Work to complete: Check each line for the string "time" and give only the count of lines that have it.

Supplied information:
-- BEGIN --
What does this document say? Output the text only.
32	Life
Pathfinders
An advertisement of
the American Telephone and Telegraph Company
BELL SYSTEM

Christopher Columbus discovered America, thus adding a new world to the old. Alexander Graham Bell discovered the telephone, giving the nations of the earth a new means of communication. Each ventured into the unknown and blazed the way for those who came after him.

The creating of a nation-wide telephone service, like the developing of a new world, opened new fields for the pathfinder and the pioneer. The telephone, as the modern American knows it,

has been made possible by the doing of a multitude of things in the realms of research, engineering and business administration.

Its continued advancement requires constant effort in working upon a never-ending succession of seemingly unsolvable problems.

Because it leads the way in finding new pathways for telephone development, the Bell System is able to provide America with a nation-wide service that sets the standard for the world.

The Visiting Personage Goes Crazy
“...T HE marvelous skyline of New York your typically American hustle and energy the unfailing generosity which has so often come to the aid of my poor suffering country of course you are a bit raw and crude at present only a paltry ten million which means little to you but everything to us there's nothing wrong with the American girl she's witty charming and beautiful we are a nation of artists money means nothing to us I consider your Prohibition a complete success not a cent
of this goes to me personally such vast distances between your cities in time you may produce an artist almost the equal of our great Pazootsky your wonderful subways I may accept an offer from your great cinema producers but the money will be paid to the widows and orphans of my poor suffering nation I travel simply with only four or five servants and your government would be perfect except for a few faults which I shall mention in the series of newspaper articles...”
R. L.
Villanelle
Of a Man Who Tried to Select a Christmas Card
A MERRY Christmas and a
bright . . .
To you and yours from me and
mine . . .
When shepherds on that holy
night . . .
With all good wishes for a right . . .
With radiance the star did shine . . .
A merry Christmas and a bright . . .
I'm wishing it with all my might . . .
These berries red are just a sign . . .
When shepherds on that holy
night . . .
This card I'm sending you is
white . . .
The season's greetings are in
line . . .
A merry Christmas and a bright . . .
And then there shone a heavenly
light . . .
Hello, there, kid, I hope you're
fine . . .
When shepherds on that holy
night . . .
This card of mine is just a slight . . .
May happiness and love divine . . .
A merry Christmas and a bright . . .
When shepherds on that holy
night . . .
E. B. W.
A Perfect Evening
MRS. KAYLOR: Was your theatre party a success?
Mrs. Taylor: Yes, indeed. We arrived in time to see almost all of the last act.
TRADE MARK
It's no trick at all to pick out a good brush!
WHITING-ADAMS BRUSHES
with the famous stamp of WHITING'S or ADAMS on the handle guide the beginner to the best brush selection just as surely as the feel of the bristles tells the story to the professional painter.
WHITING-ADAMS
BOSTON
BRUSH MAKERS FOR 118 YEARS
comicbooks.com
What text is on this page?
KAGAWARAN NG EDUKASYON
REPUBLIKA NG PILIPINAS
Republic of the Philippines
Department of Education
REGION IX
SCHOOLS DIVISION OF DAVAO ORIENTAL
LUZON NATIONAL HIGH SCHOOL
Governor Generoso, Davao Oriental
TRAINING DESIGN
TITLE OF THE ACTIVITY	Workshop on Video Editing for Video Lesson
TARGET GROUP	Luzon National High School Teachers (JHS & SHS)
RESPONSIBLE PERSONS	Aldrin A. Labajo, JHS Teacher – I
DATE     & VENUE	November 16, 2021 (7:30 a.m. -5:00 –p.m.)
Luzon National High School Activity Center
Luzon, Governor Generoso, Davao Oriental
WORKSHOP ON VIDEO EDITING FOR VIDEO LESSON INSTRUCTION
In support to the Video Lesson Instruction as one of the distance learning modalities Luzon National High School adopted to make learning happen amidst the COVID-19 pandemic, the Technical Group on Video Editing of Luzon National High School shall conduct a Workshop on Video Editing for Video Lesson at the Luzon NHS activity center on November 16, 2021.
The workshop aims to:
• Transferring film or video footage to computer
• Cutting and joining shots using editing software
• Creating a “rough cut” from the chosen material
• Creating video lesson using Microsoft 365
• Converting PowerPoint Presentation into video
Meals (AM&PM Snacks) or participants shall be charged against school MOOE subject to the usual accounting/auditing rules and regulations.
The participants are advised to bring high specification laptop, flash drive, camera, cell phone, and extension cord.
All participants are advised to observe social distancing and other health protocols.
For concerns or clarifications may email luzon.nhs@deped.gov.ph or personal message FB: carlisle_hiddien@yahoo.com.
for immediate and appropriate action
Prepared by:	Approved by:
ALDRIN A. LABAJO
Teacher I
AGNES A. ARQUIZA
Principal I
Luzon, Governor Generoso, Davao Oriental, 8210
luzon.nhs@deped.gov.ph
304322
-- END --
Output of the exercise: 2